- [Task brief] Search the material and gather each line with "title" in it.

-- start of Data rows --

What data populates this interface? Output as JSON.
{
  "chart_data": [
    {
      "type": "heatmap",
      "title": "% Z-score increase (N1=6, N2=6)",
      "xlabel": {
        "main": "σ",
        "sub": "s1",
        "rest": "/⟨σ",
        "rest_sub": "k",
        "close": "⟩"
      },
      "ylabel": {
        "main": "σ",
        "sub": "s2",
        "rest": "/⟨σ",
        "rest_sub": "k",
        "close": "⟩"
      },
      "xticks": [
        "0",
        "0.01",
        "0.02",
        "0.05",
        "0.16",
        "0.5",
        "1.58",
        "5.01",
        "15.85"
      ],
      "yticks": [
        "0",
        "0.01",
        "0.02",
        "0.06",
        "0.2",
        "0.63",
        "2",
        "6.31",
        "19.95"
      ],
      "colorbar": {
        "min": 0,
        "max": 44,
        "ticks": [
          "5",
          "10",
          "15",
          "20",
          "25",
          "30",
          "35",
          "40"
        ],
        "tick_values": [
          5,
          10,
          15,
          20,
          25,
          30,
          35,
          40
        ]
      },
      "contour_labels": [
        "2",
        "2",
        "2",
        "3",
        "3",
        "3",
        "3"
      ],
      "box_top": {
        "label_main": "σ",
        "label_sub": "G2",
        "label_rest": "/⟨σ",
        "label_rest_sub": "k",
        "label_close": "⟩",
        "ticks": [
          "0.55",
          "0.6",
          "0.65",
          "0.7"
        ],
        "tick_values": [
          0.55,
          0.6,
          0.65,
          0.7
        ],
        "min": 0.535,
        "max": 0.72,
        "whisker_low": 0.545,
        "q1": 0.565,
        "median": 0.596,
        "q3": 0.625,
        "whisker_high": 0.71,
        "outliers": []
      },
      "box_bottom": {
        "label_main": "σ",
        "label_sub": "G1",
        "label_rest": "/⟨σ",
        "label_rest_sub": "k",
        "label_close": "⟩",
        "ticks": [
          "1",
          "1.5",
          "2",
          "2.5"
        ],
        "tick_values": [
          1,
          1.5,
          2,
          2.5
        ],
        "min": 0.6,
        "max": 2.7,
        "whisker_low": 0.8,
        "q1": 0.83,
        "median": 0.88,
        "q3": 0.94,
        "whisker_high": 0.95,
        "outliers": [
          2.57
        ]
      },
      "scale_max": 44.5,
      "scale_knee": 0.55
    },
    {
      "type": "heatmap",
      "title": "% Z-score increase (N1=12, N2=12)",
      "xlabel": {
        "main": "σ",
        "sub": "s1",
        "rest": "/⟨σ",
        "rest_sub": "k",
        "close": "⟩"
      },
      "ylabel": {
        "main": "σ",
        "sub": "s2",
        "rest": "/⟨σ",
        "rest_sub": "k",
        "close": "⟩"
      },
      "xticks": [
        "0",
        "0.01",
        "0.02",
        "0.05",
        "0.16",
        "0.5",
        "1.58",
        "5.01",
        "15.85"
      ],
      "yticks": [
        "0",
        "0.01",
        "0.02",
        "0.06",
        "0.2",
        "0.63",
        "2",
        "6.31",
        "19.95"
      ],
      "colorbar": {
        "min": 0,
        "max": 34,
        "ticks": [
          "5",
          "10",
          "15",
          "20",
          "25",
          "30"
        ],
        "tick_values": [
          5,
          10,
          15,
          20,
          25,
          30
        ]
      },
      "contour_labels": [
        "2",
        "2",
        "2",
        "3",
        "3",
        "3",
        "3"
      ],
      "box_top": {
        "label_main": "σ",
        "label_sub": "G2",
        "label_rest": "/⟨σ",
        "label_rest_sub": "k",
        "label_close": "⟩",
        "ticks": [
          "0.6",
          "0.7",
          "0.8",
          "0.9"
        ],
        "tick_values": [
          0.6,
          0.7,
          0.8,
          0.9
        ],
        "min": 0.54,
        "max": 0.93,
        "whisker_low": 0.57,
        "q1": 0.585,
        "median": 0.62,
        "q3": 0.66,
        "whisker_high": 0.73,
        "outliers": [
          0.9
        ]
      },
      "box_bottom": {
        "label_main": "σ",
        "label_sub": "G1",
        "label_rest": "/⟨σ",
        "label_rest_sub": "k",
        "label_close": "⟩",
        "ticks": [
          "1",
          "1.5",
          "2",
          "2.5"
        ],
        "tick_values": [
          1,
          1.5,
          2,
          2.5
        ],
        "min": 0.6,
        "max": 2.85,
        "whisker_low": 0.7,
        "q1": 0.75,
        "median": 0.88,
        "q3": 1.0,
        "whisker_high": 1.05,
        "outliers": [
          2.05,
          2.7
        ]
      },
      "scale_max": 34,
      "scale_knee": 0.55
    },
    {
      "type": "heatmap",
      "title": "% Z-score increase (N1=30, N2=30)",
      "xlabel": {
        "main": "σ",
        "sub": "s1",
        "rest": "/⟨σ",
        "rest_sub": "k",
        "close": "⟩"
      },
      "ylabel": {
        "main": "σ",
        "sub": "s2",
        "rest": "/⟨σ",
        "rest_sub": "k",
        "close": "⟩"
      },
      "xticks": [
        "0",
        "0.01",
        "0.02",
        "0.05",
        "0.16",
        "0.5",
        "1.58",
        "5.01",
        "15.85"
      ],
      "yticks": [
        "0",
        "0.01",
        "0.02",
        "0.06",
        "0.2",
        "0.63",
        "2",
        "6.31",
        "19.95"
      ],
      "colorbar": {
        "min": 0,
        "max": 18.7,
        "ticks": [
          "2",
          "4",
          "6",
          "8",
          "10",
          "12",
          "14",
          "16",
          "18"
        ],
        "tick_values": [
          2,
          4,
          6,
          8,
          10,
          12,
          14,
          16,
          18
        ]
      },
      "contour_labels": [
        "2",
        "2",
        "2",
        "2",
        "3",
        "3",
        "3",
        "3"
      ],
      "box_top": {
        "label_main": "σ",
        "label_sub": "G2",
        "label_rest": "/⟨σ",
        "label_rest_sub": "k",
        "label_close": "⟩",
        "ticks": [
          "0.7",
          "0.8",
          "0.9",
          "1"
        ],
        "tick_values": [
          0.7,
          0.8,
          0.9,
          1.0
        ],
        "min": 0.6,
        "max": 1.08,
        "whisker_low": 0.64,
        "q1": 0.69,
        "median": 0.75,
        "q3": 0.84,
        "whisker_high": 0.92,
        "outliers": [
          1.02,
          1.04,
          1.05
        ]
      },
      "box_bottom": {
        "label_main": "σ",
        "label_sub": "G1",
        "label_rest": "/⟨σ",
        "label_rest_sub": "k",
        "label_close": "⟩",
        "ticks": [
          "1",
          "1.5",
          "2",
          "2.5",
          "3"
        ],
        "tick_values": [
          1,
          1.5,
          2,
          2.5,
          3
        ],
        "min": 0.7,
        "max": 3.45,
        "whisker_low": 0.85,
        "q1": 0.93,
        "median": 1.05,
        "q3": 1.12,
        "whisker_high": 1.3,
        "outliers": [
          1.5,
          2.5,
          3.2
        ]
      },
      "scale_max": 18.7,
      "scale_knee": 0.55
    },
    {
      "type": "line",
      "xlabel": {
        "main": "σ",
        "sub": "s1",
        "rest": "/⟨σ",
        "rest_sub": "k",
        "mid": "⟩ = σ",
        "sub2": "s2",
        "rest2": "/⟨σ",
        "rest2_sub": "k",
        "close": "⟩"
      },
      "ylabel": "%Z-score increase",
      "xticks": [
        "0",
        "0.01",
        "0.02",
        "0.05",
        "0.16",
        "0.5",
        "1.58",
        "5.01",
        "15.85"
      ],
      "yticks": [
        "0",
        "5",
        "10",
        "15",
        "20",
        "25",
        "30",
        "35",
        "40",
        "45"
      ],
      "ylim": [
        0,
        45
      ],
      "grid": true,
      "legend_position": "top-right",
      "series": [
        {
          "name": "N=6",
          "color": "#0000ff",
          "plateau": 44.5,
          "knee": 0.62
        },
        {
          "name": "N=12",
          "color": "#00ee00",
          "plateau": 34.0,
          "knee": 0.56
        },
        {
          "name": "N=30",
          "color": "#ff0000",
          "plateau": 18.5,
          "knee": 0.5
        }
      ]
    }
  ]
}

-- end of Data rows --

- [Complete response]
      "title": "% Z-score increase (N1=6, N2=6)",
      "title": "% Z-score increase (N1=12, N2=12)",
      "title": "% Z-score increase (N1=30, N2=30)",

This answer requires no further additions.